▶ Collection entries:
* start *

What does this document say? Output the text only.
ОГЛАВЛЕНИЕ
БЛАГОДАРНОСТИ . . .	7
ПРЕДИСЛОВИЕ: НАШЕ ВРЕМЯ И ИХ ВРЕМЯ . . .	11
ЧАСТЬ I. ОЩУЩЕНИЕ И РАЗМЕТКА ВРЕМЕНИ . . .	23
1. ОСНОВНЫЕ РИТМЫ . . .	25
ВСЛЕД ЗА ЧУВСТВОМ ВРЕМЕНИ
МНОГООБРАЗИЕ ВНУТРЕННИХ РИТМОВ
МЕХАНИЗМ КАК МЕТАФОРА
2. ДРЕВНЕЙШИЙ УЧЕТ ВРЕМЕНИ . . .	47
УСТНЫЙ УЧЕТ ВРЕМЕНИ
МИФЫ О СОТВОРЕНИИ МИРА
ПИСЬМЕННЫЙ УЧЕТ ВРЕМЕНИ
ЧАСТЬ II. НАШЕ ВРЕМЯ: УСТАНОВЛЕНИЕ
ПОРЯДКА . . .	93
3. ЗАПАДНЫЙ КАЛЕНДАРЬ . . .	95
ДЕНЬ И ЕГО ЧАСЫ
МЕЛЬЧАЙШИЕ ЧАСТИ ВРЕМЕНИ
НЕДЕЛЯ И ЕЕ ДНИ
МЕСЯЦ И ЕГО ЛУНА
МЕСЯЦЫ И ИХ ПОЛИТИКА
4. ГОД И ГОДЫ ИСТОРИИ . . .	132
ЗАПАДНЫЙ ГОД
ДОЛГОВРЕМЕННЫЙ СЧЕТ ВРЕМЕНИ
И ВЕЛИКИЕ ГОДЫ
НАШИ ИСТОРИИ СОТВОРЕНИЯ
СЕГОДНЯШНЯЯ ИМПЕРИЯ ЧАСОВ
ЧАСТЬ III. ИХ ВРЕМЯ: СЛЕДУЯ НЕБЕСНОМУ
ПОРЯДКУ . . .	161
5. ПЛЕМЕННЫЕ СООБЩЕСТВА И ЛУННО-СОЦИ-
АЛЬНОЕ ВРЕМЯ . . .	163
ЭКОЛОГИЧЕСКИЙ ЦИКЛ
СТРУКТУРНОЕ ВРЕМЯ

* end *

▶ What the exercise asks:
Emit the full listing verbatim.

▶ The solution:
What does this document say? Output the text only.
ОГЛАВЛЕНИЕ
БЛАГОДАРНОСТИ . . .	7
ПРЕДИСЛОВИЕ: НАШЕ ВРЕМЯ И ИХ ВРЕМЯ . . .	11
ЧАСТЬ I. ОЩУЩЕНИЕ И РАЗМЕТКА ВРЕМЕНИ . . .	23
1. ОСНОВНЫЕ РИТМЫ . . .	25
ВСЛЕД ЗА ЧУВСТВОМ ВРЕМЕНИ
МНОГООБРАЗИЕ ВНУТРЕННИХ РИТМОВ
МЕХАНИЗМ КАК МЕТАФОРА
2. ДРЕВНЕЙШИЙ УЧЕТ ВРЕМЕНИ . . .	47
УСТНЫЙ УЧЕТ ВРЕМЕНИ
МИФЫ О СОТВОРЕНИИ МИРА
ПИСЬМЕННЫЙ УЧЕТ ВРЕМЕНИ
ЧАСТЬ II. НАШЕ ВРЕМЯ: УСТАНОВЛЕНИЕ
ПОРЯДКА . . .	93
3. ЗАПАДНЫЙ КАЛЕНДАРЬ . . .	95
ДЕНЬ И ЕГО ЧАСЫ
МЕЛЬЧАЙШИЕ ЧАСТИ ВРЕМЕНИ
НЕДЕЛЯ И ЕЕ ДНИ
МЕСЯЦ И ЕГО ЛУНА
МЕСЯЦЫ И ИХ ПОЛИТИКА
4. ГОД И ГОДЫ ИСТОРИИ . . .	132
ЗАПАДНЫЙ ГОД
ДОЛГОВРЕМЕННЫЙ СЧЕТ ВРЕМЕНИ
И ВЕЛИКИЕ ГОДЫ
НАШИ ИСТОРИИ СОТВОРЕНИЯ
СЕГОДНЯШНЯЯ ИМПЕРИЯ ЧАСОВ
ЧАСТЬ III. ИХ ВРЕМЯ: СЛЕДУЯ НЕБЕСНОМУ
ПОРЯДКУ . . .	161
5. ПЛЕМЕННЫЕ СООБЩЕСТВА И ЛУННО-СОЦИ-
АЛЬНОЕ ВРЕМЯ . . .	163
ЭКОЛОГИЧЕСКИЙ ЦИКЛ
СТРУКТУРНОЕ ВРЕМЯ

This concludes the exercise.